> Goal
Collect each line containing "Советская".

━━ Records supplied

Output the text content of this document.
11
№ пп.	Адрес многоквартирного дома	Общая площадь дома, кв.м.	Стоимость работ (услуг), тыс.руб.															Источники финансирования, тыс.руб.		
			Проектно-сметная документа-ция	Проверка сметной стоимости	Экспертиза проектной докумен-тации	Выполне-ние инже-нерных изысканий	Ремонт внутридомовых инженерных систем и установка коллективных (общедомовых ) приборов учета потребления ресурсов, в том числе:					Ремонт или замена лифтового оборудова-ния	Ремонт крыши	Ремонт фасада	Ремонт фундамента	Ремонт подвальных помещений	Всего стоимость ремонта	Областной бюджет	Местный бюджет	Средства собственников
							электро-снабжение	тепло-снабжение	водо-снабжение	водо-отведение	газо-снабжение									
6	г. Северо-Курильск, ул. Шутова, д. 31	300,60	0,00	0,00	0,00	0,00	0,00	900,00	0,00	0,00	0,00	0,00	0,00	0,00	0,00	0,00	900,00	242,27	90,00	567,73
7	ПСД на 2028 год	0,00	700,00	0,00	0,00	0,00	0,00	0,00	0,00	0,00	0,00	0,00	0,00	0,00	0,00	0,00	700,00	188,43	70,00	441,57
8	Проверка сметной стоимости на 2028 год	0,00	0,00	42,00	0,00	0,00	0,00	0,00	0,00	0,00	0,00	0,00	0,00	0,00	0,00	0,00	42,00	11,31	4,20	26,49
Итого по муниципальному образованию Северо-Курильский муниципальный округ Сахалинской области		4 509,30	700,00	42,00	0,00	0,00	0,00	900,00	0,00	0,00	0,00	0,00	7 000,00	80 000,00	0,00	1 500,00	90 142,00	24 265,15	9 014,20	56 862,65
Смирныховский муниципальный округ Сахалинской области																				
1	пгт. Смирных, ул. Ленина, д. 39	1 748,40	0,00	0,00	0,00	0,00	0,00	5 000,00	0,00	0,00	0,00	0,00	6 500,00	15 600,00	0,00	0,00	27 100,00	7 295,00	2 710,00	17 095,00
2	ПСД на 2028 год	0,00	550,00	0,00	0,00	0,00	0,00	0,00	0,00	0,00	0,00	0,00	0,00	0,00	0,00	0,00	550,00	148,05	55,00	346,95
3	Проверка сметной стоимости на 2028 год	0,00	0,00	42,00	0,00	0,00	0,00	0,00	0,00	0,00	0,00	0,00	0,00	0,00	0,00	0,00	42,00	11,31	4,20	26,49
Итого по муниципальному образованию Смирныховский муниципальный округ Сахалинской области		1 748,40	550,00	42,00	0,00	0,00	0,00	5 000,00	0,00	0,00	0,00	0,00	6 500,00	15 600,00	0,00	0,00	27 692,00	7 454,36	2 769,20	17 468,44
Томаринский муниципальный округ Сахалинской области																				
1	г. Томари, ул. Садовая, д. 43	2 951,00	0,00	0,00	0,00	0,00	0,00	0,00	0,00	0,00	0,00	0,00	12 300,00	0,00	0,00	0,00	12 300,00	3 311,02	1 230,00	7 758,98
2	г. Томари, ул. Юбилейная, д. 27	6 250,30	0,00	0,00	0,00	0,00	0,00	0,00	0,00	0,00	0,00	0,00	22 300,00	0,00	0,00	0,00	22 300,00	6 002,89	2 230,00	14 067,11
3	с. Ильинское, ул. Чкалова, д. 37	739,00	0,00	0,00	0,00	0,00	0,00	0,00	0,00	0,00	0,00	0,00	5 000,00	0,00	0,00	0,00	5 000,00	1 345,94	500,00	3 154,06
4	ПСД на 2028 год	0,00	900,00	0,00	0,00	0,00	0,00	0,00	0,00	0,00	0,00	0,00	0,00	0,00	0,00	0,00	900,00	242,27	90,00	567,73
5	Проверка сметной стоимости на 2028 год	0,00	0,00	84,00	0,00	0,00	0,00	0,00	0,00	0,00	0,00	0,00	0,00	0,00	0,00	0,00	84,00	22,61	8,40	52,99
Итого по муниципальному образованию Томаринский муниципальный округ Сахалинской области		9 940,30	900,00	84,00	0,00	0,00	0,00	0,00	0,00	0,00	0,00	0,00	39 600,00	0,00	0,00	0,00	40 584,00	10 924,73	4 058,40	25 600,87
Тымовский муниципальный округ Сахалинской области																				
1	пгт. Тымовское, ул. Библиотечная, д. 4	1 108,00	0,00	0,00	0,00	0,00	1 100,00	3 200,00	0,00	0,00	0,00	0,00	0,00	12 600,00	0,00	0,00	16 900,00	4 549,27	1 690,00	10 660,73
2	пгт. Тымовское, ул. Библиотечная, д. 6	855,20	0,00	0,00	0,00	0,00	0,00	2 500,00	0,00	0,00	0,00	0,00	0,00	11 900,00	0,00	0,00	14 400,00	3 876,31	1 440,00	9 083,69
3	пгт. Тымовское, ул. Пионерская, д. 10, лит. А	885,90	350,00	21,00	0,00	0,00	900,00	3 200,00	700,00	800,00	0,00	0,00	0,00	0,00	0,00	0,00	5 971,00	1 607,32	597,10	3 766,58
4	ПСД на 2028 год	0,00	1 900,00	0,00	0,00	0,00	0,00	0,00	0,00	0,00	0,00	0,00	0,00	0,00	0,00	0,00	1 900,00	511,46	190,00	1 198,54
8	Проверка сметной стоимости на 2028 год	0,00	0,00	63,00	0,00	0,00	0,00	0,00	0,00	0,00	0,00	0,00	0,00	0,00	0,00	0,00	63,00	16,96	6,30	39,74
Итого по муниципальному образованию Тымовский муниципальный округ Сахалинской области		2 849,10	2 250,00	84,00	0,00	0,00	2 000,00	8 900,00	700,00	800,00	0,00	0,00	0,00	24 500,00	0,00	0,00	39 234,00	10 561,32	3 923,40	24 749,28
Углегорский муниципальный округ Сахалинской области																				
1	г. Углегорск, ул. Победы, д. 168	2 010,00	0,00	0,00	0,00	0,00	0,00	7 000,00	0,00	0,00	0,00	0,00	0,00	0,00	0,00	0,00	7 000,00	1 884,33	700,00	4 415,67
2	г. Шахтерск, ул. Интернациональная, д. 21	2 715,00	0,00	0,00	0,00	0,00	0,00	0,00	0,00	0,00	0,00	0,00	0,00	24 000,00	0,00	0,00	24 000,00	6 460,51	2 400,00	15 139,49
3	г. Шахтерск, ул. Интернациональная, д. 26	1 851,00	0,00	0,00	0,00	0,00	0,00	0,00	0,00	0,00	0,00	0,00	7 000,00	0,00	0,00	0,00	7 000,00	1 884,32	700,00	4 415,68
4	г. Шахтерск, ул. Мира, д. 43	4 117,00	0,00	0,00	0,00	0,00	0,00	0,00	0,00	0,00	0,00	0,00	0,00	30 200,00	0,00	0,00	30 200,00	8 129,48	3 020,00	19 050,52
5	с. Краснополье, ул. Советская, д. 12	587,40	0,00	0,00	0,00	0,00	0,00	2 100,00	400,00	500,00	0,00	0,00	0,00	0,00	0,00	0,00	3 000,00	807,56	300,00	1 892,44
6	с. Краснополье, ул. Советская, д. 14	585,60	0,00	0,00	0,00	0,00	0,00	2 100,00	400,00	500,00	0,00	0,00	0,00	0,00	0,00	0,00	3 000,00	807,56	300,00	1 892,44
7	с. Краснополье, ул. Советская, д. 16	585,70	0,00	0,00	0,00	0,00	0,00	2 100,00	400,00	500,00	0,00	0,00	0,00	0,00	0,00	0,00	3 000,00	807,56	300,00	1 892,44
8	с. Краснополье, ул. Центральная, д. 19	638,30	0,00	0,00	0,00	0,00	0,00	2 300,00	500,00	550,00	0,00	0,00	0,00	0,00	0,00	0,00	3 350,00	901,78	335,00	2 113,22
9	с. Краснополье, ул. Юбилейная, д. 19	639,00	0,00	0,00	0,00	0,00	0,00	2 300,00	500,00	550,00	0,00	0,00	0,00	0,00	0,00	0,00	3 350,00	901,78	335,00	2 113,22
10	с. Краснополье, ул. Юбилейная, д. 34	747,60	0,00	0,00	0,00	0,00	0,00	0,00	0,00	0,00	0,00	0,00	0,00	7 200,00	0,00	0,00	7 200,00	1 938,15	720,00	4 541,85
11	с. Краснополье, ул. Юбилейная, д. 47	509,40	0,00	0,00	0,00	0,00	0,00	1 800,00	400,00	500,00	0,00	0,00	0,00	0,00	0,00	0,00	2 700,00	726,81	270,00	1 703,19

━━━━

> Exercise output
5	с. Краснополье, ул. Советская, д. 12	587,40	0,00	0,00	0,00	0,00	0,00	2 100,00	400,00	500,00	0,00	0,00	0,00	0,00	0,00	0,00	3 000,00	807,56	300,00	1 892,44
6	с. Краснополье, ул. Советская, д. 14	585,60	0,00	0,00	0,00	0,00	0,00	2 100,00	400,00	500,00	0,00	0,00	0,00	0,00	0,00	0,00	3 000,00	807,56	300,00	1 892,44
7	с. Краснополье, ул. Советская, д. 16	585,70	0,00	0,00	0,00	0,00	0,00	2 100,00	400,00	500,00	0,00	0,00	0,00	0,00	0,00	0,00	3 000,00	807,56	300,00	1 892,44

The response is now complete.